TASK TO CARRY OUT
Lines containing the word "ShoppingBean" should be extracted in full.

EXERCISE INPUTS
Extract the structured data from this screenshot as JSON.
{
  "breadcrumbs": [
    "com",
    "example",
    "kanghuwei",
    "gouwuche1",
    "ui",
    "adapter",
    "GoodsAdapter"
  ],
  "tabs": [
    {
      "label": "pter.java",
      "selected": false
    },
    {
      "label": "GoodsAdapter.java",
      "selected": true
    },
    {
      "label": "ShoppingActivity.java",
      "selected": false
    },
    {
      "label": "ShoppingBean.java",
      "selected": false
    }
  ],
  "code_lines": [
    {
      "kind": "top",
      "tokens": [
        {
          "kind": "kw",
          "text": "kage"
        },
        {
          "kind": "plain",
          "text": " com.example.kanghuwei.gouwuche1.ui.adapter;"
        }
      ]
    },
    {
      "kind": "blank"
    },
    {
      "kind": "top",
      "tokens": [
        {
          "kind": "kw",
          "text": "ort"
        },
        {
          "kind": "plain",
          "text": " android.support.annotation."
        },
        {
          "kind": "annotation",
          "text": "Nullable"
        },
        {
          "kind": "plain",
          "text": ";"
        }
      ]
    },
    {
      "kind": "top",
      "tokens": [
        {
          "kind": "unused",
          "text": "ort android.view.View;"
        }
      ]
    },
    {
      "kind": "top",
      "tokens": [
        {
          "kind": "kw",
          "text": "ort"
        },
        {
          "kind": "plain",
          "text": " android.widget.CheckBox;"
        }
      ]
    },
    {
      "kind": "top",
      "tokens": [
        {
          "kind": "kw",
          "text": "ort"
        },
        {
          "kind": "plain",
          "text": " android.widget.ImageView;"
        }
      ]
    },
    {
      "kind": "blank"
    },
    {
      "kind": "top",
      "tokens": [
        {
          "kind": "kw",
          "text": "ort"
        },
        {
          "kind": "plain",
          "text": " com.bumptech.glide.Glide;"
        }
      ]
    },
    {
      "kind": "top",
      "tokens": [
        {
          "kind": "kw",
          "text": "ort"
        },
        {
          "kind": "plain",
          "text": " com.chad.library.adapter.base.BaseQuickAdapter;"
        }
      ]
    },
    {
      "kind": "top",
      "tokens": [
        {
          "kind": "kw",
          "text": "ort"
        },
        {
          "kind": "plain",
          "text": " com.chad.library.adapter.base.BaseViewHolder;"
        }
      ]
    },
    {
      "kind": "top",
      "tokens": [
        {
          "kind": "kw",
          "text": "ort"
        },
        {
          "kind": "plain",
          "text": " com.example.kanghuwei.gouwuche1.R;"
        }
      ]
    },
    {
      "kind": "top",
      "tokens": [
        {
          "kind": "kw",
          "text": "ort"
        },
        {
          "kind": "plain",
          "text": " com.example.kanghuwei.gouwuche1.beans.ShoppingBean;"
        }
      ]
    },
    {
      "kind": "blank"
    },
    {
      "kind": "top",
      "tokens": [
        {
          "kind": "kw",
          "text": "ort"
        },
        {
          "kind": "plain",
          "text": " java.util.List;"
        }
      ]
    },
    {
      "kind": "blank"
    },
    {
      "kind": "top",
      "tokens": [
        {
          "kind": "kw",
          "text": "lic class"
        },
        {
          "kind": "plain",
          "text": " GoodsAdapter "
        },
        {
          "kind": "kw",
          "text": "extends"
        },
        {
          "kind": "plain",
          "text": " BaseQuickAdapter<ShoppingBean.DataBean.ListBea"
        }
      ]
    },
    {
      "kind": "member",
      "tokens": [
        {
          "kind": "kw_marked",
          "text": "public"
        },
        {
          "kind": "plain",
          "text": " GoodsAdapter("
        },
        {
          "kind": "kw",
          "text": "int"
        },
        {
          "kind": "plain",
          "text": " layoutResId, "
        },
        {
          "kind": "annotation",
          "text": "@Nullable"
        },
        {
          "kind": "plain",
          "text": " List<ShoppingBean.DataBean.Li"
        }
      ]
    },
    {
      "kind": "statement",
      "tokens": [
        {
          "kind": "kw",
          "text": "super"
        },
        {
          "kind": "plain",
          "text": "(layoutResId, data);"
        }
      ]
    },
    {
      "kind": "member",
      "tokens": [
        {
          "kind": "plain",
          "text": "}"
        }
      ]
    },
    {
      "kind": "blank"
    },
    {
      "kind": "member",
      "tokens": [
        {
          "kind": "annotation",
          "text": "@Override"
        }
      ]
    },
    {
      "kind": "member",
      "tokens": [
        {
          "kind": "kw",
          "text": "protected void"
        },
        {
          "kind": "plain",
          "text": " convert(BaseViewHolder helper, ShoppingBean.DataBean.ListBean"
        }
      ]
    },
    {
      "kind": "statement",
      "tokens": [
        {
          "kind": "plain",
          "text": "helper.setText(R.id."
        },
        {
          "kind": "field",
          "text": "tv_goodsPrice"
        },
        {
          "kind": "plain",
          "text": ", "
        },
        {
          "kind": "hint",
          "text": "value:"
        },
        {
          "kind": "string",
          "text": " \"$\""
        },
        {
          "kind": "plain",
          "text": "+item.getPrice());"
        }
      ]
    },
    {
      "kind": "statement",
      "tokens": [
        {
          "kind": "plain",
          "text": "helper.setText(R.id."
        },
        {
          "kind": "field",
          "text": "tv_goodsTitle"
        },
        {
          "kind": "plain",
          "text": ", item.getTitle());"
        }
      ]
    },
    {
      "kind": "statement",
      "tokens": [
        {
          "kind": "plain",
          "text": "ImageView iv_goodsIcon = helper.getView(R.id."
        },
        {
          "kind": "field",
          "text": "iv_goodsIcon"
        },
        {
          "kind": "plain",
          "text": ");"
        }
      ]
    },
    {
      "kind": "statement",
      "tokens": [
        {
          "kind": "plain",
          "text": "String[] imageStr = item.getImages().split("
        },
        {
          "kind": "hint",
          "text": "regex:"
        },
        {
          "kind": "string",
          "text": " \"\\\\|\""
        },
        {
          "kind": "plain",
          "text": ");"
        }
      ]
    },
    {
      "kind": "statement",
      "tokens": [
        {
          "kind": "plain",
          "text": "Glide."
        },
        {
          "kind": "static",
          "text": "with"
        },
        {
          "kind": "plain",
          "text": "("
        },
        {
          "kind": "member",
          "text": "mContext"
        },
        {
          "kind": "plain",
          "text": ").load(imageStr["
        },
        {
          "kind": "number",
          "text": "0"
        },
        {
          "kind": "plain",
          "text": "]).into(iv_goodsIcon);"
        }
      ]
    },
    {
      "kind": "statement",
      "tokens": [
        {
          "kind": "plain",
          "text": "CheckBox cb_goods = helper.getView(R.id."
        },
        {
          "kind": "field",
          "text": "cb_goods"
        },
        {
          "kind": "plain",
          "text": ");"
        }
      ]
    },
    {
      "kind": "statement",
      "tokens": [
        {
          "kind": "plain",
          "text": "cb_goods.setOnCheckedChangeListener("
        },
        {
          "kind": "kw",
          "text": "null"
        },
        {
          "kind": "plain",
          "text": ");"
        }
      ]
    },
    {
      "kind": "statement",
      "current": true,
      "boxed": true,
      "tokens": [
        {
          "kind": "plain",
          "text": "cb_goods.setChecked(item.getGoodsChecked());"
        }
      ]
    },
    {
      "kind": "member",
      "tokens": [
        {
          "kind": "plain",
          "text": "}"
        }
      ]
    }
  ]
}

THE COMPLETED TASK
      "label": "ShoppingBean.java",
          "text": " com.example.kanghuwei.gouwuche1.beans.ShoppingBean;"
          "text": " BaseQuickAdapter<ShoppingBean.DataBean.ListBea"
          "text": " List<ShoppingBean.DataBean.Li"
          "text": " convert(BaseViewHolder helper, ShoppingBean.DataBean.ListBean"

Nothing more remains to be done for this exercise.